— Begin RECORDS FOR THE TASK —

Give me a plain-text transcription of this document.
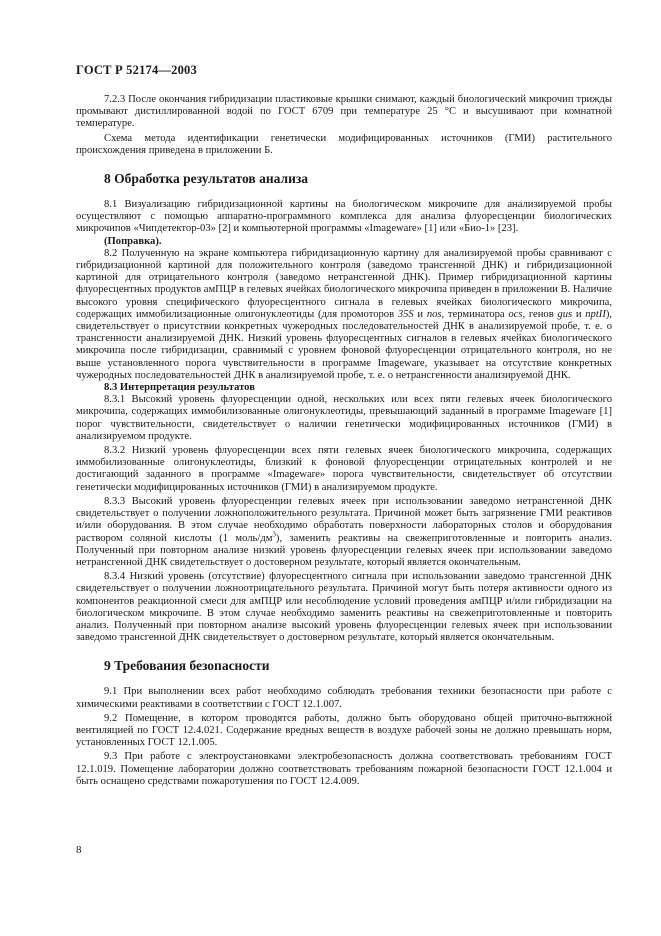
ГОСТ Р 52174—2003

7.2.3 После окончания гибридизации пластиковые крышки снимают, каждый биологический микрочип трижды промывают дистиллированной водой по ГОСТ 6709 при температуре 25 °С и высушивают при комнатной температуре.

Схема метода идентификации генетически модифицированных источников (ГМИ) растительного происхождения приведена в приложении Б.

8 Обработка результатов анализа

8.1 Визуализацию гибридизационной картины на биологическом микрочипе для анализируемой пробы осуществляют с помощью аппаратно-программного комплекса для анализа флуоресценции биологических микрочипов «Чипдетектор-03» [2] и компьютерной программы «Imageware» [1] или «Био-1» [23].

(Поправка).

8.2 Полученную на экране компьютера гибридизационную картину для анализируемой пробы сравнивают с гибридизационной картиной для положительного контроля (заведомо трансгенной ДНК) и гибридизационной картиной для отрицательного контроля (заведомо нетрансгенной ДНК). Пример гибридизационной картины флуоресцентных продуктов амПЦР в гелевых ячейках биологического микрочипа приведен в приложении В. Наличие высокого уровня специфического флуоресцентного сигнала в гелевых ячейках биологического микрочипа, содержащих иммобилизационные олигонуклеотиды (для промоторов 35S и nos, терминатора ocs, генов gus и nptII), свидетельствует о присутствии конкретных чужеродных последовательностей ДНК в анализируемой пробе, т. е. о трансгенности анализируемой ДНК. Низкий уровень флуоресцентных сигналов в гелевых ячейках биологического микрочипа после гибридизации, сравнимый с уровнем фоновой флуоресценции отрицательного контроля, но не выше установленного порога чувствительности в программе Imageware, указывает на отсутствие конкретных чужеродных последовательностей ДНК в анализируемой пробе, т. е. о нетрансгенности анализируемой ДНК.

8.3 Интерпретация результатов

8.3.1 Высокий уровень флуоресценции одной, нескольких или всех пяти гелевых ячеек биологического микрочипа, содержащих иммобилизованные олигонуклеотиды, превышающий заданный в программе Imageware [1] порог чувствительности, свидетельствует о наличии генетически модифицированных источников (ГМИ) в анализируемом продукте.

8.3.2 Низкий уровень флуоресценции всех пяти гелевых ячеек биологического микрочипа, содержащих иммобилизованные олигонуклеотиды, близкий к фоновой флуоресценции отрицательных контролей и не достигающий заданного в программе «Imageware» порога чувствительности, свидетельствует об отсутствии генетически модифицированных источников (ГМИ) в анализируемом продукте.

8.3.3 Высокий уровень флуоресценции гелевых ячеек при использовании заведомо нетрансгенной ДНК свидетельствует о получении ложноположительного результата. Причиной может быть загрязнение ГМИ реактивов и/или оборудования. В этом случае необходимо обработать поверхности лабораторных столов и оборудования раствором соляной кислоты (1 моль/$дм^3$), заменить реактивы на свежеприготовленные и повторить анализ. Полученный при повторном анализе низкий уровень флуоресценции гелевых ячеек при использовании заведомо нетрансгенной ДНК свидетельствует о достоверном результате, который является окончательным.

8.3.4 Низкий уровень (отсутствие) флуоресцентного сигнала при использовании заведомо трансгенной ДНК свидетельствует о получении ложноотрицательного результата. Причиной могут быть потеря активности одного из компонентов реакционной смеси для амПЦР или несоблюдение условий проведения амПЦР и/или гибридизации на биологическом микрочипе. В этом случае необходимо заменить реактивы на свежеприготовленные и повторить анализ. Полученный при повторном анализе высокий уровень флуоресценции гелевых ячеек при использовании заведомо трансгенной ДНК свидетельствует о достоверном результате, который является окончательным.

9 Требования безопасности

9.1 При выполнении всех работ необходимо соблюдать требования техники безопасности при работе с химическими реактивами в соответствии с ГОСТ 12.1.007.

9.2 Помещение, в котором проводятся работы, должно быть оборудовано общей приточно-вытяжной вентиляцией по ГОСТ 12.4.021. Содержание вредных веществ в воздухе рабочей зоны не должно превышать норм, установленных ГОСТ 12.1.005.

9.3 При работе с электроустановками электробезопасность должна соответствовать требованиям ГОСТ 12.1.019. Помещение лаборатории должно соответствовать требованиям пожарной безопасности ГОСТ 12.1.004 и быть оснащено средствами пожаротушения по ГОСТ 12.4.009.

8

— End RECORDS FOR THE TASK —
— Begin RECORDS FOR THE TASK —

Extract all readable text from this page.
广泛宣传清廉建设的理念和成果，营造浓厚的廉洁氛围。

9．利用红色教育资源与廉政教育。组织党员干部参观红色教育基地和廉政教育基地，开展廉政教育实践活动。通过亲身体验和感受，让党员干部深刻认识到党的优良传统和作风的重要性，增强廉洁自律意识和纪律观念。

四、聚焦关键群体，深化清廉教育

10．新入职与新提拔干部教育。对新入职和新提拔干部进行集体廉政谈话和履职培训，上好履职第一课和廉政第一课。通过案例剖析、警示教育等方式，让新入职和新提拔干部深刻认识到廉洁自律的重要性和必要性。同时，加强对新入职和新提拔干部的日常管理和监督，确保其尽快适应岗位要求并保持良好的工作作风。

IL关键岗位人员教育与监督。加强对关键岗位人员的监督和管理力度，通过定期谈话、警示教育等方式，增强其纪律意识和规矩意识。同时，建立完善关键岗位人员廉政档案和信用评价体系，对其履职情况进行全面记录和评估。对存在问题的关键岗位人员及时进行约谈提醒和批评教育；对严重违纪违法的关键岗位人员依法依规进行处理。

— End RECORDS FOR THE TASK —

| STATED EXERCISE |
Out of the preceding entries, pull every line containing the string "использовании".

| TASK ANSWER |
8.3.3 Высокий уровень флуоресценции гелевых ячеек при использовании заведомо нетрансгенной ДНК свидетельствует о получении ложноположительного результата. Причиной может быть загрязнение ГМИ реактивов и/или оборудования. В этом случае необходимо обработать поверхности лабораторных столов и оборудования раствором соляной кислоты (1 моль/$дм^3$), заменить реактивы на свежеприготовленные и повторить анализ. Полученный при повторном анализе низкий уровень флуоресценции гелевых ячеек при использовании заведомо нетрансгенной ДНК свидетельствует о достоверном результате, который является окончательным.
8.3.4 Низкий уровень (отсутствие) флуоресцентного сигнала при использовании заведомо трансгенной ДНК свидетельствует о получении ложноотрицательного результата. Причиной могут быть потеря активности одного из компонентов реакционной смеси для амПЦР или несоблюдение условий проведения амПЦР и/или гибридизации на биологическом микрочипе. В этом случае необходимо заменить реактивы на свежеприготовленные и повторить анализ. Полученный при повторном анализе высокий уровень флуоресценции гелевых ячеек при использовании заведомо трансгенной ДНК свидетельствует о достоверном результате, который является окончательным.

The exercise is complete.